Data records
## begin
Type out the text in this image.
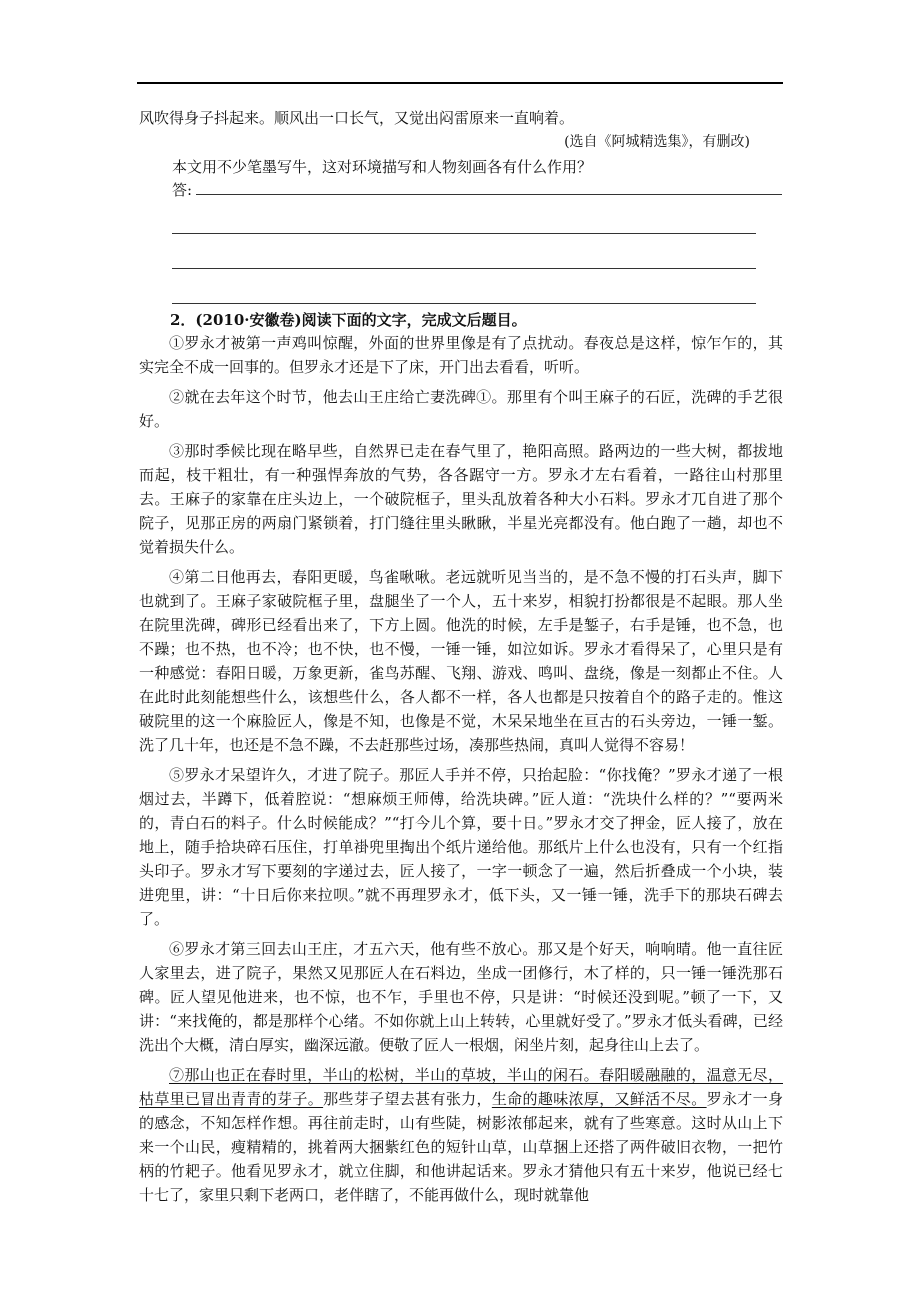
风吹得身子抖起来。顺风出一口长气，又觉出闷雷原来一直响着。
(选自《阿城精选集》，有删改)
本文用不少笔墨写牛，这对环境描写和人物刻画各有什么作用？
答:
2．(2010·安徽卷)阅读下面的文字，完成文后题目。

①罗永才被第一声鸡叫惊醒，外面的世界里像是有了点扰动。春夜总是这样，惊乍乍的，其实完全不成一回事的。但罗永才还是下了床，开门出去看看，听听。

②就在去年这个时节，他去山王庄给亡妻洗碑①。那里有个叫王麻子的石匠，洗碑的手艺很好。

③那时季候比现在略早些，自然界已走在春气里了，艳阳高照。路两边的一些大树，都拔地而起，枝干粗壮，有一种强悍奔放的气势，各各踞守一方。罗永才左右看着，一路往山村那里去。王麻子的家靠在庄头边上，一个破院框子，里头乱放着各种大小石料。罗永才兀自进了那个院子，见那正房的两扇门紧锁着，打门缝往里头瞅瞅，半星光亮都没有。他白跑了一趟，却也不觉着损失什么。

④第二日他再去，春阳更暖，鸟雀啾啾。老远就听见当当的，是不急不慢的打石头声，脚下也就到了。王麻子家破院框子里，盘腿坐了一个人，五十来岁，相貌打扮都很是不起眼。那人坐在院里洗碑，碑形已经看出来了，下方上圆。他洗的时候，左手是錾子，右手是锤，也不急，也不躁；也不热，也不冷；也不快，也不慢，一锤一锤，如泣如诉。罗永才看得呆了，心里只是有一种感觉：春阳日暖，万象更新，雀鸟苏醒、飞翔、游戏、鸣叫、盘绕，像是一刻都止不住。人在此时此刻能想些什么，该想些什么，各人都不一样，各人也都是只按着自个的路子走的。惟这破院里的这一个麻脸匠人，像是不知，也像是不觉，木呆呆地坐在亘古的石头旁边，一锤一錾。洗了几十年，也还是不急不躁，不去赶那些过场，凑那些热闹，真叫人觉得不容易！

⑤罗永才呆望许久，才进了院子。那匠人手并不停，只抬起脸：“你找俺？”罗永才递了一根烟过去，半蹲下，低着腔说：“想麻烦王师傅，给洗块碑。”匠人道：“洗块什么样的？”“要两米的，青白石的料子。什么时候能成？”“打今儿个算，要十日。”罗永才交了押金，匠人接了，放在地上，随手拾块碎石压住，打单褂兜里掏出个纸片递给他。那纸片上什么也没有，只有一个红指头印子。罗永才写下要刻的字递过去，匠人接了，一字一顿念了一遍，然后折叠成一个小块，装进兜里，讲：“十日后你来拉呗。”就不再理罗永才，低下头，又一锤一锤，洗手下的那块石碑去了。

⑥罗永才第三回去山王庄，才五六天，他有些不放心。那又是个好天，响响晴。他一直往匠人家里去，进了院子，果然又见那匠人在石料边，坐成一团修行，木了样的，只一锤一锤洗那石碑。匠人望见他进来，也不惊，也不乍，手里也不停，只是讲：“时候还没到呢。”顿了一下，又讲：“来找俺的，都是那样个心绪。不如你就上山上转转，心里就好受了。”罗永才低头看碑，已经洗出个大概，清白厚实，幽深远澈。便敬了匠人一根烟，闲坐片刻，起身往山上去了。

⑦那山也正在春时里，半山的松树，半山的草坡，半山的闲石。春阳暖融融的，温意无尽，枯草里已冒出青青的芽子。那些芽子望去甚有张力，生命的趣味浓厚，又鲜活不尽。罗永才一身的感念，不知怎样作想。再往前走时，山有些陡，树影浓郁起来，就有了些寒意。这时从山上下来一个山民，瘦精精的，挑着两大捆紫红色的短针山草，山草捆上还搭了两件破旧衣物，一把竹柄的竹耙子。他看见罗永才，就立住脚，和他讲起话来。罗永才猜他只有五十来岁，他说已经七十七了，家里只剩下老两口，老伴瞎了，不能再做什么，现时就靠他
## end
## Short exercise
Above are records to transcribe exactly; leave their pictures out.

## Task solution
Type out the text in this image.
风吹得身子抖起来。顺风出一口长气，又觉出闷雷原来一直响着。
(选自《阿城精选集》，有删改)
本文用不少笔墨写牛，这对环境描写和人物刻画各有什么作用？
答:
2．(2010·安徽卷)阅读下面的文字，完成文后题目。

①罗永才被第一声鸡叫惊醒，外面的世界里像是有了点扰动。春夜总是这样，惊乍乍的，其实完全不成一回事的。但罗永才还是下了床，开门出去看看，听听。

②就在去年这个时节，他去山王庄给亡妻洗碑①。那里有个叫王麻子的石匠，洗碑的手艺很好。

③那时季候比现在略早些，自然界已走在春气里了，艳阳高照。路两边的一些大树，都拔地而起，枝干粗壮，有一种强悍奔放的气势，各各踞守一方。罗永才左右看着，一路往山村那里去。王麻子的家靠在庄头边上，一个破院框子，里头乱放着各种大小石料。罗永才兀自进了那个院子，见那正房的两扇门紧锁着，打门缝往里头瞅瞅，半星光亮都没有。他白跑了一趟，却也不觉着损失什么。

④第二日他再去，春阳更暖，鸟雀啾啾。老远就听见当当的，是不急不慢的打石头声，脚下也就到了。王麻子家破院框子里，盘腿坐了一个人，五十来岁，相貌打扮都很是不起眼。那人坐在院里洗碑，碑形已经看出来了，下方上圆。他洗的时候，左手是錾子，右手是锤，也不急，也不躁；也不热，也不冷；也不快，也不慢，一锤一锤，如泣如诉。罗永才看得呆了，心里只是有一种感觉：春阳日暖，万象更新，雀鸟苏醒、飞翔、游戏、鸣叫、盘绕，像是一刻都止不住。人在此时此刻能想些什么，该想些什么，各人都不一样，各人也都是只按着自个的路子走的。惟这破院里的这一个麻脸匠人，像是不知，也像是不觉，木呆呆地坐在亘古的石头旁边，一锤一錾。洗了几十年，也还是不急不躁，不去赶那些过场，凑那些热闹，真叫人觉得不容易！

⑤罗永才呆望许久，才进了院子。那匠人手并不停，只抬起脸：“你找俺？”罗永才递了一根烟过去，半蹲下，低着腔说：“想麻烦王师傅，给洗块碑。”匠人道：“洗块什么样的？”“要两米的，青白石的料子。什么时候能成？”“打今儿个算，要十日。”罗永才交了押金，匠人接了，放在地上，随手拾块碎石压住，打单褂兜里掏出个纸片递给他。那纸片上什么也没有，只有一个红指头印子。罗永才写下要刻的字递过去，匠人接了，一字一顿念了一遍，然后折叠成一个小块，装进兜里，讲：“十日后你来拉呗。”就不再理罗永才，低下头，又一锤一锤，洗手下的那块石碑去了。

⑥罗永才第三回去山王庄，才五六天，他有些不放心。那又是个好天，响响晴。他一直往匠人家里去，进了院子，果然又见那匠人在石料边，坐成一团修行，木了样的，只一锤一锤洗那石碑。匠人望见他进来，也不惊，也不乍，手里也不停，只是讲：“时候还没到呢。”顿了一下，又讲：“来找俺的，都是那样个心绪。不如你就上山上转转，心里就好受了。”罗永才低头看碑，已经洗出个大概，清白厚实，幽深远澈。便敬了匠人一根烟，闲坐片刻，起身往山上去了。

⑦那山也正在春时里，半山的松树，半山的草坡，半山的闲石。春阳暖融融的，温意无尽，枯草里已冒出青青的芽子。那些芽子望去甚有张力，生命的趣味浓厚，又鲜活不尽。罗永才一身的感念，不知怎样作想。再往前走时，山有些陡，树影浓郁起来，就有了些寒意。这时从山上下来一个山民，瘦精精的，挑着两大捆紫红色的短针山草，山草捆上还搭了两件破旧衣物，一把竹柄的竹耙子。他看见罗永才，就立住脚，和他讲起话来。罗永才猜他只有五十来岁，他说已经七十七了，家里只剩下老两口，老伴瞎了，不能再做什么，现时就靠他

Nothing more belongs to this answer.